::: Document extract :::

Advanced Technical Analysis
Note: the following analysis is formulated as an assimilation of Fibonacci, DeMark, Elliott Wave and other technical indicators. It is offered as education and not intended as advice in any way.
Friday's price action, a spike up in the AM followed by a move lower throughout the day, produced no significant technical data in and of itself but certainly added two key elements to the aggregate picture: (1) hourly divergences (in breadth, momentum, volatility, and ticks) became more intense and (2) daily DeMark "13" trend exhaustion indicators registered in both the S&P futures and the NDX cash markets. We don't need to reiterate the sentiment backdrop: 10 day average of daily sentiment (MBH commodity advisors) is at an all time peak in the 17 year history of the survey while the Investors Intelligence and AAII bull/bear surveys remain at all time peaks as well. Clearly then the conditions are present for at least a multi-week peak if not something potentially much more bearish.

::: Data excerpts :::

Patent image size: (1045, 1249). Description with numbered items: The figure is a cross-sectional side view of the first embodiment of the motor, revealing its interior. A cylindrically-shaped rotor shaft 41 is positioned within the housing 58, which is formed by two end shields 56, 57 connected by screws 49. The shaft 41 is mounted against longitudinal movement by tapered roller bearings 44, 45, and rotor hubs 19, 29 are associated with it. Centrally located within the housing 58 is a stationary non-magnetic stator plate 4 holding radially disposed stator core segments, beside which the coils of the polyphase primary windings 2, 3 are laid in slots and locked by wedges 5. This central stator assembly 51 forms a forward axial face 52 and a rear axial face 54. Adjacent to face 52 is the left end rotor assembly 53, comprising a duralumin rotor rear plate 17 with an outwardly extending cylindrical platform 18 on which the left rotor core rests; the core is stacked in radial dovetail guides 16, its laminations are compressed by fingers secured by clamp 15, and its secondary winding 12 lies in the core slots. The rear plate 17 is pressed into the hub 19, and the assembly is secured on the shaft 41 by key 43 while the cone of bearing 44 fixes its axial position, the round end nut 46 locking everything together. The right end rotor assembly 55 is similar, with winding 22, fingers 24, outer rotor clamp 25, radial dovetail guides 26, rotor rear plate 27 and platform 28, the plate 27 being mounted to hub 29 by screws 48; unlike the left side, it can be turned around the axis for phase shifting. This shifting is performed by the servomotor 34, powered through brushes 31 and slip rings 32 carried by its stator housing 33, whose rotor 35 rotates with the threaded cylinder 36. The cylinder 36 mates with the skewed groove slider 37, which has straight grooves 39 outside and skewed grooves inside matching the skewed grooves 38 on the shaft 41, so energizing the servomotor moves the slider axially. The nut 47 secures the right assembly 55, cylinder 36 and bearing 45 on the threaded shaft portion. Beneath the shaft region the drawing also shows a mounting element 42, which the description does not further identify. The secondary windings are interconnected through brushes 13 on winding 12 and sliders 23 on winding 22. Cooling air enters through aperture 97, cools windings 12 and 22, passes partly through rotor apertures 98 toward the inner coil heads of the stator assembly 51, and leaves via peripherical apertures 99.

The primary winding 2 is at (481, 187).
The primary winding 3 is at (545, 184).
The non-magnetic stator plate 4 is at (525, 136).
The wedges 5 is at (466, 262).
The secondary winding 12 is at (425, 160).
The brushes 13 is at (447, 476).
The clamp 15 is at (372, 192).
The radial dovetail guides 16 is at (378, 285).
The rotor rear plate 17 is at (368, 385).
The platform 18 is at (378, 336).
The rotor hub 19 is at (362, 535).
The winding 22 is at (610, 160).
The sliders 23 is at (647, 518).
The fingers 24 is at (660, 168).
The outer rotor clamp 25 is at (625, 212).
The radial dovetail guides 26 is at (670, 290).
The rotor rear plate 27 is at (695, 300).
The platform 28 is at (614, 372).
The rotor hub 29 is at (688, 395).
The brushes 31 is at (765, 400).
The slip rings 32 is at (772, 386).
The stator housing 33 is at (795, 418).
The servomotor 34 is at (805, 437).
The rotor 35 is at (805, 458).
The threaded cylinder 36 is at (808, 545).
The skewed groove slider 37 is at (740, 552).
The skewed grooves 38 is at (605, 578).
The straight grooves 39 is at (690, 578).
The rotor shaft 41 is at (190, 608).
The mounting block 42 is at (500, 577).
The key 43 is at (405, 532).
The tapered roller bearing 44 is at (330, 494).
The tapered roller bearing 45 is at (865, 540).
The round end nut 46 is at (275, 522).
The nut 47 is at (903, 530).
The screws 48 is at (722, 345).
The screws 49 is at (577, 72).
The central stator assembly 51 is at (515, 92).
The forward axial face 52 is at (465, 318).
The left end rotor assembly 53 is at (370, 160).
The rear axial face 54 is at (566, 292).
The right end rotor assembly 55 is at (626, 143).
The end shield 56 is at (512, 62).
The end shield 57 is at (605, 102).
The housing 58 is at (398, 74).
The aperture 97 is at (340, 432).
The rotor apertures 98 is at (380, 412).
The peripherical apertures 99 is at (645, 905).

:::

List the four measures in which, according to the market analysis above, the hourly divergences became more intense.

Breadth, momentum, volatility, and ticks.